▶ **TASK MATERIAL**:
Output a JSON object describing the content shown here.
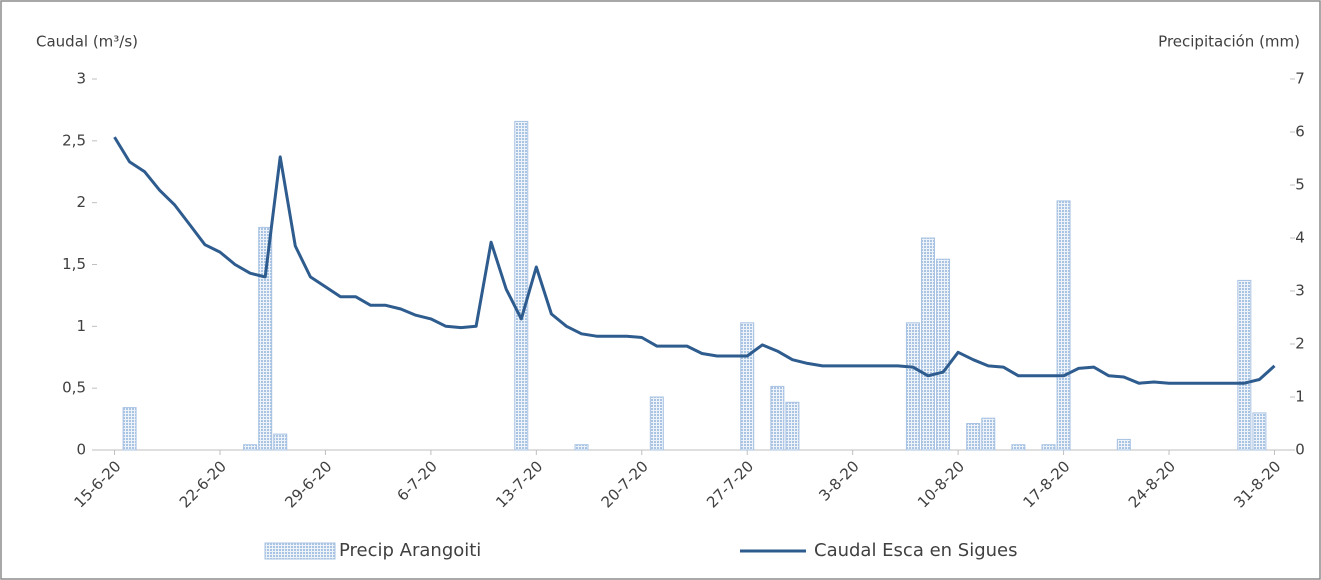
{
  "chart_data": {
    "type": "combo",
    "y_label": "Caudal (m³/s)",
    "y2_label": "Precipitación (mm)",
    "categories": [
      "15-6-20",
      null,
      null,
      null,
      null,
      null,
      null,
      "22-6-20",
      null,
      null,
      null,
      null,
      null,
      null,
      "29-6-20",
      null,
      null,
      null,
      null,
      null,
      null,
      "6-7-20",
      null,
      null,
      null,
      null,
      null,
      null,
      "13-7-20",
      null,
      null,
      null,
      null,
      null,
      null,
      "20-7-20",
      null,
      null,
      null,
      null,
      null,
      null,
      "27-7-20",
      null,
      null,
      null,
      null,
      null,
      null,
      "3-8-20",
      null,
      null,
      null,
      null,
      null,
      null,
      "10-8-20",
      null,
      null,
      null,
      null,
      null,
      null,
      "17-8-20",
      null,
      null,
      null,
      null,
      null,
      null,
      "24-8-20",
      null,
      null,
      null,
      null,
      null,
      null,
      "31-8-20"
    ],
    "series": [
      {
        "name": "Precip Arangoiti",
        "type": "bar",
        "axis": "y2",
        "color": "#a9c3e3",
        "values": [
          0,
          0.8,
          0,
          0,
          0,
          0,
          0,
          0,
          0,
          0.1,
          4.2,
          0.3,
          0,
          0,
          0,
          0,
          0,
          0,
          0,
          0,
          0,
          0,
          0,
          0,
          0,
          0,
          0,
          6.2,
          0,
          0,
          0,
          0.1,
          0,
          0,
          0,
          0,
          1.0,
          0,
          0,
          0,
          0,
          0,
          2.4,
          0,
          1.2,
          0.9,
          0,
          0,
          0,
          0,
          0,
          0,
          0,
          2.4,
          4.0,
          3.6,
          0,
          0.5,
          0.6,
          0,
          0.1,
          0,
          0.1,
          4.7,
          0,
          0,
          0,
          0.2,
          0,
          0,
          0,
          0,
          0,
          0,
          0,
          3.2,
          0.7,
          0
        ]
      },
      {
        "name": "Caudal Esca en Sigues",
        "type": "line",
        "color": "#2e5c8e",
        "values": [
          2.53,
          2.33,
          2.25,
          2.1,
          1.98,
          1.82,
          1.66,
          1.6,
          1.5,
          1.43,
          1.4,
          2.37,
          1.65,
          1.4,
          1.32,
          1.24,
          1.24,
          1.17,
          1.17,
          1.14,
          1.09,
          1.06,
          1.0,
          0.99,
          1.0,
          1.68,
          1.3,
          1.06,
          1.48,
          1.1,
          1.0,
          0.94,
          0.92,
          0.92,
          0.92,
          0.91,
          0.84,
          0.84,
          0.84,
          0.78,
          0.76,
          0.76,
          0.76,
          0.85,
          0.8,
          0.73,
          0.7,
          0.68,
          0.68,
          0.68,
          0.68,
          0.68,
          0.68,
          0.67,
          0.6,
          0.63,
          0.79,
          0.73,
          0.68,
          0.67,
          0.6,
          0.6,
          0.6,
          0.6,
          0.66,
          0.67,
          0.6,
          0.59,
          0.54,
          0.55,
          0.54,
          0.54,
          0.54,
          0.54,
          0.54,
          0.54,
          0.57,
          0.68
        ]
      }
    ],
    "ylim": [
      0,
      3
    ],
    "yticks": [
      0,
      {
        "value": 0.5,
        "label": "0,5"
      },
      1,
      {
        "value": 1.5,
        "label": "1,5"
      },
      2,
      {
        "value": 2.5,
        "label": "2,5"
      },
      3
    ],
    "y2lim": [
      0,
      7
    ],
    "y2ticks": [
      0,
      1,
      2,
      3,
      4,
      5,
      6,
      7
    ],
    "legend": "bottom"
  }
}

▶ **GOAL**: List all lines where "name" occurs.

▶ **TASK ANSWER**:
        "name": "Precip Arangoiti",
        "name": "Caudal Esca en Sigues",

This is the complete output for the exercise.